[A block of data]

+ + +

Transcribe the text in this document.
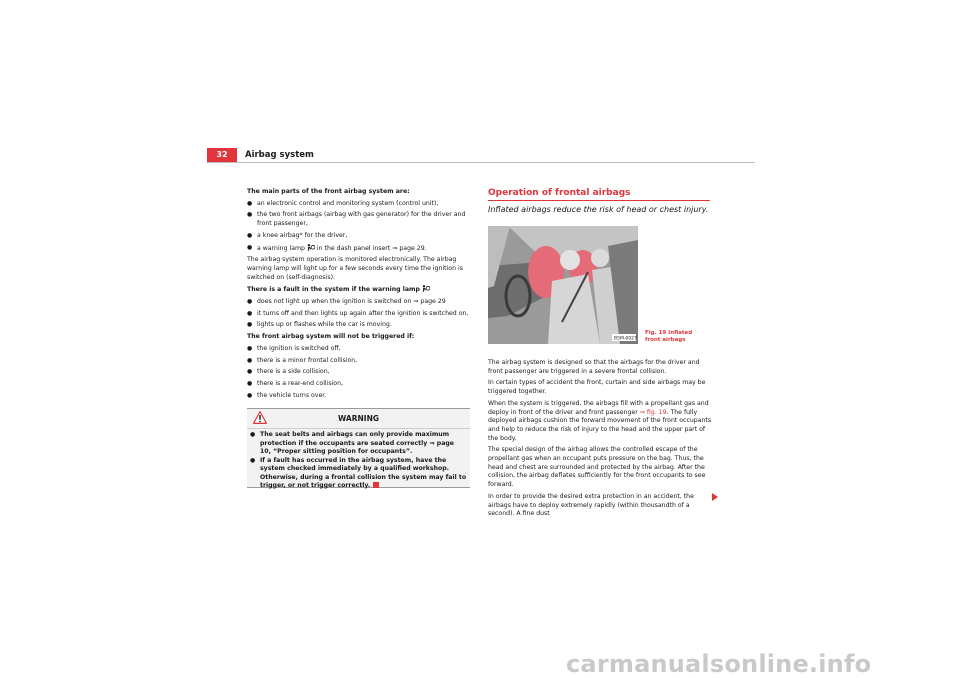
32	Airbag system

The main parts of the front airbag system are:

● an electronic control and monitoring system (control unit),

● the two front airbags (airbag with gas generator) for the driver and front passenger,

● a knee airbag* for the driver,

● a warning lamp in the dash panel insert ⇒ page 29.

The airbag system operation is monitored electronically. The airbag warning lamp will light up for a few seconds every time the ignition is switched on (self-diagnosis).

There is a fault in the system if the warning lamp

● does not light up when the ignition is switched on ⇒ page 29

● it turns off and then lights up again after the ignition is switched on,

● lights up or flashes while the car is moving.

The front airbag system will not be triggered if:

● the ignition is switched off,

● there is a minor frontal collision,

● there is a side collision,

● there is a rear-end collision,

● the vehicle turns over.

WARNING

● The seat belts and airbags can only provide maximum protection if the occupants are seated correctly ⇒ page 10, “Proper sitting position for occupants”.

● If a fault has occurred in the airbag system, have the system checked immediately by a qualified workshop. Otherwise, during a frontal collision the system may fail to trigger, or not trigger correctly.

Operation of frontal airbags
Inflated airbags reduce the risk of head or chest injury.
B5M-0027
Fig. 19 Inflated front airbags

The airbag system is designed so that the airbags for the driver and front passenger are triggered in a severe frontal collision.

In certain types of accident the front, curtain and side airbags may be triggered together.

When the system is triggered, the airbags fill with a propellant gas and deploy in front of the driver and front passenger ⇒ fig. 19. The fully deployed airbags cushion the forward movement of the front occupants and help to reduce the risk of injury to the head and the upper part of the body.

The special design of the airbag allows the controlled escape of the propellant gas when an occupant puts pressure on the bag. Thus, the head and chest are surrounded and protected by the airbag. After the collision, the airbag deflates sufficiently for the front occupants to see forward.

In order to provide the desired extra protection in an accident, the airbags have to deploy extremely rapidly (within thousandth of a second). A fine dust

carmanualsonline.info
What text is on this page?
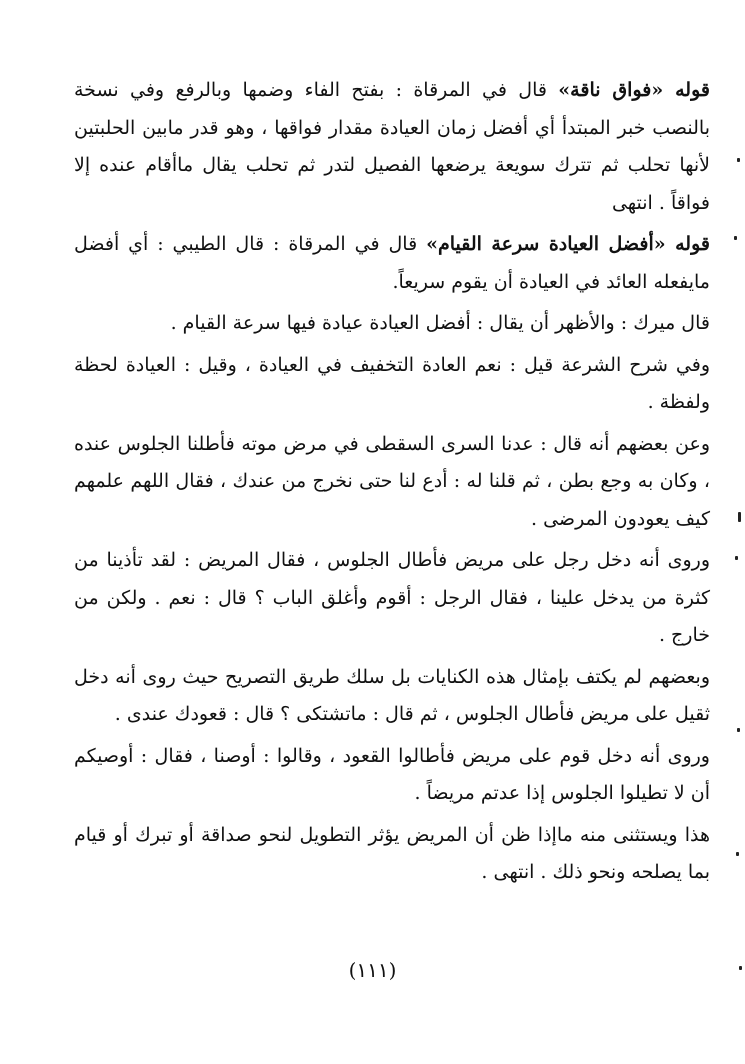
قوله «فواق ناقة» قال في المرقاة : بفتح الفاء وضمها وبالرفع وفي نسخة بالنصب خبر المبتدأ أي أفضل زمان العيادة مقدار فواقها ، وهو قدر مابين الحلبتين لأنها تحلب ثم تترك سويعة يرضعها الفصيل لتدر ثم تحلب يقال ماأقام عنده إلا فواقاً . انتهى

قوله «أفضل العيادة سرعة القيام» قال في المرقاة : قال الطيبي : أي أفضل مايفعله العائد في العيادة أن يقوم سريعاً.

قال ميرك : والأظهر أن يقال : أفضل العيادة عيادة فيها سرعة القيام .

وفي شرح الشرعة قيل : نعم العادة التخفيف في العيادة ، وقيل : العيادة لحظة ولفظة .

وعن بعضهم أنه قال : عدنا السرى السقطى في مرض موته فأطلنا الجلوس عنده ، وكان به وجع بطن ، ثم قلنا له : أدع لنا حتى نخرج من عندك ، فقال اللهم علمهم كيف يعودون المرضى .

وروى أنه دخل رجل على مريض فأطال الجلوس ، فقال المريض : لقد تأذينا من كثرة من يدخل علينا ، فقال الرجل : أقوم وأغلق الباب ؟ قال : نعم . ولكن من خارج .

وبعضهم لم يكتف بإمثال هذه الكنايات بل سلك طريق التصريح حيث روى أنه دخل ثقيل على مريض فأطال الجلوس ، ثم قال : ماتشتكى ؟ قال : قعودك عندى .

وروى أنه دخل قوم على مريض فأطالوا القعود ، وقالوا : أوصنا ، فقال : أوصيكم أن لا تطيلوا الجلوس إذا عدتم مريضاً .

هذا ويستثنى منه ماإذا ظن أن المريض يؤثر التطويل لنحو صداقة أو تبرك أو قيام بما يصلحه ونحو ذلك . انتهى .

(١١١)
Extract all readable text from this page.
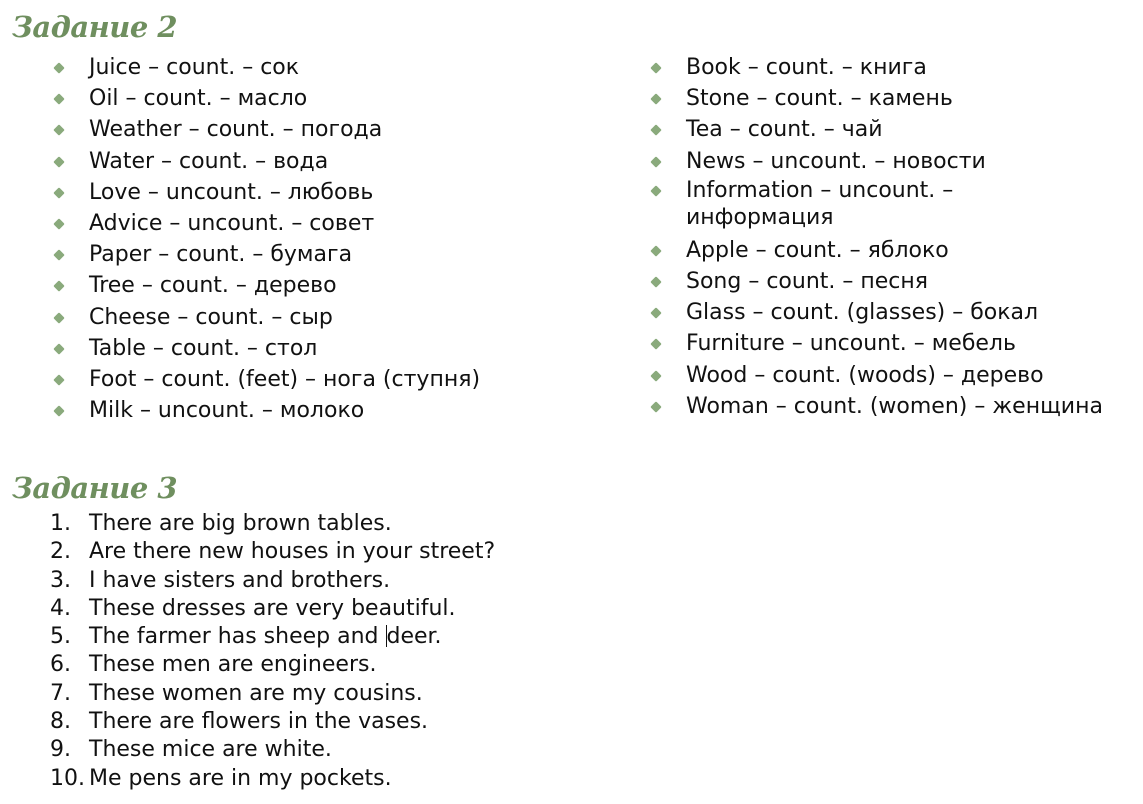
Задание 2
Juice – count. – сок
Oil – count. – масло
Weather – count. – погода
Water – count. – вода
Love – uncount. – любовь
Advice – uncount. – совет
Paper – count. – бумага
Tree – count. – дерево
Cheese – count. – сыр
Table – count. – стол
Foot – count. (feet) – нога (ступня)
Milk – uncount. – молоко
Book – count. – книга
Stone – count. – камень
Tea – count. – чай
News – uncount. – новости
Information – uncount. – информация
Apple – count. – яблоко
Song – count. – песня
Glass – count. (glasses) – бокал
Furniture – uncount. – мебель
Wood – count. (woods) – дерево
Woman – count. (women) – женщина
Задание 3
1. There are big brown tables.
2. Are there new houses in your street?
3. I have sisters and brothers.
4. These dresses are very beautiful.
5. The farmer has sheep and deer.
6. These men are engineers.
7. These women are my cousins.
8. There are flowers in the vases.
9. These mice are white.
10. Me pens are in my pockets.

+ + +

Copy out every line from the material above in which the word "дерево" appears.

Tree – count. – дерево
Wood – count. (woods) – дерево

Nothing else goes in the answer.